## Problem details
Each line that holds the word "randolph" is to be identified and copied.

## Listed entries

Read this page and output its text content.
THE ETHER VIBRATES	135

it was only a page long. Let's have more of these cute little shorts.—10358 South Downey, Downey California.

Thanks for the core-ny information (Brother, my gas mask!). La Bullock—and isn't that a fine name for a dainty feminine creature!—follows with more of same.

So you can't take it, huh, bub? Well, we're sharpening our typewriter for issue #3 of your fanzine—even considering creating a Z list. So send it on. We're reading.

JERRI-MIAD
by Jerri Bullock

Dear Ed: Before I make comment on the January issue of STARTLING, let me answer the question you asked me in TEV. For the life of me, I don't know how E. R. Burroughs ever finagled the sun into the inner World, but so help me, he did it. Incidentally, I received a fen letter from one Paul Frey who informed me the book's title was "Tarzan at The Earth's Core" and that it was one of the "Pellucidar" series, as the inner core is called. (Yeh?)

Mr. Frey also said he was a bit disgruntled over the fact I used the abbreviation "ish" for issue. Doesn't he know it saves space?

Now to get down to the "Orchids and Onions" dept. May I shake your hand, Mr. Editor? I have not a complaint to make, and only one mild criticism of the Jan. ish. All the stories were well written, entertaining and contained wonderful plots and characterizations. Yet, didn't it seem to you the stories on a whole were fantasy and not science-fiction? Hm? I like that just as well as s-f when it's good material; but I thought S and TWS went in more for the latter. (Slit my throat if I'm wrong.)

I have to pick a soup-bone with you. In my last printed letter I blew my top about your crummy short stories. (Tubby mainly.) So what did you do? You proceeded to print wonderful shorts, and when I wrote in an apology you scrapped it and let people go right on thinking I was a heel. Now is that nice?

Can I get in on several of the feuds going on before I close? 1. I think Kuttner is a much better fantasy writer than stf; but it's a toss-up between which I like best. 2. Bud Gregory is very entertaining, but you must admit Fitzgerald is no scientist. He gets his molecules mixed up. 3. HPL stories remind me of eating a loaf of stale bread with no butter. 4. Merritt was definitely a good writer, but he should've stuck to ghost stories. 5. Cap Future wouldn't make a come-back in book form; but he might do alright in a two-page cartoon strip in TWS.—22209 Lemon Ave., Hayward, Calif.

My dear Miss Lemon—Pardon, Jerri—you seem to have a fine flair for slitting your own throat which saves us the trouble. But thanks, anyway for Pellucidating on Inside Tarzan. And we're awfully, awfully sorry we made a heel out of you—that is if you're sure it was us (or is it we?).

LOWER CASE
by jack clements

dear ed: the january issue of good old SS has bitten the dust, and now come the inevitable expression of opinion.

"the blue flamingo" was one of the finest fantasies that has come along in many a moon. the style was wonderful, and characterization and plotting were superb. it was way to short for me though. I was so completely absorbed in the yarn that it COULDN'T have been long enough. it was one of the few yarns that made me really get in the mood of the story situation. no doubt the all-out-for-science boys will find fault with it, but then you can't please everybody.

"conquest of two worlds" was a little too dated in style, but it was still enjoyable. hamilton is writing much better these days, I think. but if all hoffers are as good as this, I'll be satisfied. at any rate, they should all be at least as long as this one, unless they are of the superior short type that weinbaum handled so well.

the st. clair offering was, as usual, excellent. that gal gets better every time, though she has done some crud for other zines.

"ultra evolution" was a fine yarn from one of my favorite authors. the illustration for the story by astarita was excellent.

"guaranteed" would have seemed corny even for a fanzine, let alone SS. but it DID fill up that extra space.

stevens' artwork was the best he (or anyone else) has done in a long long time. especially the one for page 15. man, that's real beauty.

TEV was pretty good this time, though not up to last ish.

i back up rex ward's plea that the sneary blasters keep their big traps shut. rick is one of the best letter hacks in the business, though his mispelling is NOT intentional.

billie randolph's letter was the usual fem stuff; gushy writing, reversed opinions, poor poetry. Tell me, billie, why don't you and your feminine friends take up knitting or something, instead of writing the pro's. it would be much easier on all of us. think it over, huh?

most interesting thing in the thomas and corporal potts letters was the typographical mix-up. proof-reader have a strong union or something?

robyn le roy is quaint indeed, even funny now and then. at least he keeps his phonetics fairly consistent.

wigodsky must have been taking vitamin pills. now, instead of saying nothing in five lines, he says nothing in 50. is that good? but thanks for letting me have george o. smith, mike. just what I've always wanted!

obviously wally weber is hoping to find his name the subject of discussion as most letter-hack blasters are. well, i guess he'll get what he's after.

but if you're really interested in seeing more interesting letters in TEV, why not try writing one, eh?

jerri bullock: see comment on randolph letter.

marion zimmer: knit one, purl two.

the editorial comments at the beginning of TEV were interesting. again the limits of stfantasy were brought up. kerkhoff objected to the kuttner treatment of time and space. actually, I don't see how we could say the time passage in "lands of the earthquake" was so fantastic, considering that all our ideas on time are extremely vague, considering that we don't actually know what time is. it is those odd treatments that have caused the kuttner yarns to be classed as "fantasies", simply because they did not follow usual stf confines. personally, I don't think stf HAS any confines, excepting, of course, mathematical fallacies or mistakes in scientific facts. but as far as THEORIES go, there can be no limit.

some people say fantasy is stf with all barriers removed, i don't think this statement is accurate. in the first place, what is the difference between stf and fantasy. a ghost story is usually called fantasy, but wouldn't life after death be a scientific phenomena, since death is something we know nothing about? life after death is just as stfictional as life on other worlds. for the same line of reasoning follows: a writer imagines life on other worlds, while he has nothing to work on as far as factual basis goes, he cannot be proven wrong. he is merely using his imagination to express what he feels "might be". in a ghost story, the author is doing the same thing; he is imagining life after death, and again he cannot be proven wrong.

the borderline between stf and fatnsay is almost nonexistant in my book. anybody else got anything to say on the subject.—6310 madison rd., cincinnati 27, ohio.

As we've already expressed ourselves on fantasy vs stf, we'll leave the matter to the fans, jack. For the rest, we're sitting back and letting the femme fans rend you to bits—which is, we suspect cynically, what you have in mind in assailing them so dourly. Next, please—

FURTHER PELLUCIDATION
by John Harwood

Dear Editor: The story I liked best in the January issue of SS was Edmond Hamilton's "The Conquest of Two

## Exercise solution
billie randolph's letter was the usual fem stuff; gushy writing, reversed opinions, poor poetry. Tell me, billie, why don't you and your feminine friends take up knitting or something, instead of writing the pro's. it would be much easier on all of us. think it over, huh?
jerri bullock: see comment on randolph letter.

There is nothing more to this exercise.